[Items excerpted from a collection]
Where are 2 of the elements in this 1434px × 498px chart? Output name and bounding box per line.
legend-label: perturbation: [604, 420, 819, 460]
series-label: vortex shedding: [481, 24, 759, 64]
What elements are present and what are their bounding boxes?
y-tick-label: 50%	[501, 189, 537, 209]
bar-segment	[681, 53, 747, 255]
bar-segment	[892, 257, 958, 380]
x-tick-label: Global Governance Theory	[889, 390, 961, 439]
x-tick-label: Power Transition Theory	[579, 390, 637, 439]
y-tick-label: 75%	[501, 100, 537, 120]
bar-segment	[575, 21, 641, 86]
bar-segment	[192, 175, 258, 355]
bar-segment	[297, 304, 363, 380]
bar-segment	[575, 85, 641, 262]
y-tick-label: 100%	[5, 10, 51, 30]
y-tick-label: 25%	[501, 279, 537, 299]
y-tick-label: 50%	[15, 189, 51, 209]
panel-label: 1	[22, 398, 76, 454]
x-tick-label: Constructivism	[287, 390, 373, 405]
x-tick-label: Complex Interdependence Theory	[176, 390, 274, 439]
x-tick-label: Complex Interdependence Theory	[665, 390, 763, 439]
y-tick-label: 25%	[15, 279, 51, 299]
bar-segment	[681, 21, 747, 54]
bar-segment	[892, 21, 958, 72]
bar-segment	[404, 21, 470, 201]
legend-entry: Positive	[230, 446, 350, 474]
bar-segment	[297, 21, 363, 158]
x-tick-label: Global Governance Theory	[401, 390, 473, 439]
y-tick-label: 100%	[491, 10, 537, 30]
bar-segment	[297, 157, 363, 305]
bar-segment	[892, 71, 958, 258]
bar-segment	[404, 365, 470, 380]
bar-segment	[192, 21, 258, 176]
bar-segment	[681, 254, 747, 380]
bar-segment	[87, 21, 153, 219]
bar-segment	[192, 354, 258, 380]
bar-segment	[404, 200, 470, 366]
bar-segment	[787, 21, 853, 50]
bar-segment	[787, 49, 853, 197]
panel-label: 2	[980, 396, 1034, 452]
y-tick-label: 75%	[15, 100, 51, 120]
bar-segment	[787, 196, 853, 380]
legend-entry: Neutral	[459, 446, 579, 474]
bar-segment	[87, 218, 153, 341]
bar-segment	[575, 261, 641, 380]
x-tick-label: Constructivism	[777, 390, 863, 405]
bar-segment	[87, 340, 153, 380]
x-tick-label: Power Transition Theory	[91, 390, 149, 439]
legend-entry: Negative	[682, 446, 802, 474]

■ **Short task**:
Reproduce verbatim the part of the items that runs from the start through the line containing "200, 470, 366]", both ends included.

■ **Exercise solution**:
Where are 2 of the elements in this 1434px × 498px chart? Output name and bounding box per line.
legend-label: perturbation: [604, 420, 819, 460]
series-label: vortex shedding: [481, 24, 759, 64]
What elements are present and what are their bounding boxes?
y-tick-label: 50%	[501, 189, 537, 209]
bar-segment	[681, 53, 747, 255]
bar-segment	[892, 257, 958, 380]
x-tick-label: Global Governance Theory	[889, 390, 961, 439]
x-tick-label: Power Transition Theory	[579, 390, 637, 439]
y-tick-label: 75%	[501, 100, 537, 120]
bar-segment	[575, 21, 641, 86]
bar-segment	[192, 175, 258, 355]
bar-segment	[297, 304, 363, 380]
bar-segment	[575, 85, 641, 262]
y-tick-label: 100%	[5, 10, 51, 30]
y-tick-label: 25%	[501, 279, 537, 299]
y-tick-label: 50%	[15, 189, 51, 209]
panel-label: 1	[22, 398, 76, 454]
x-tick-label: Constructivism	[287, 390, 373, 405]
x-tick-label: Complex Interdependence Theory	[176, 390, 274, 439]
x-tick-label: Complex Interdependence Theory	[665, 390, 763, 439]
y-tick-label: 25%	[15, 279, 51, 299]
bar-segment	[681, 21, 747, 54]
bar-segment	[892, 21, 958, 72]
bar-segment	[404, 21, 470, 201]
legend-entry: Positive	[230, 446, 350, 474]
bar-segment	[297, 21, 363, 158]
x-tick-label: Global Governance Theory	[401, 390, 473, 439]
y-tick-label: 100%	[491, 10, 537, 30]
bar-segment	[297, 157, 363, 305]
bar-segment	[892, 71, 958, 258]
bar-segment	[404, 365, 470, 380]
bar-segment	[192, 21, 258, 176]
bar-segment	[681, 254, 747, 380]
bar-segment	[87, 21, 153, 219]
bar-segment	[192, 354, 258, 380]
bar-segment	[404, 200, 470, 366]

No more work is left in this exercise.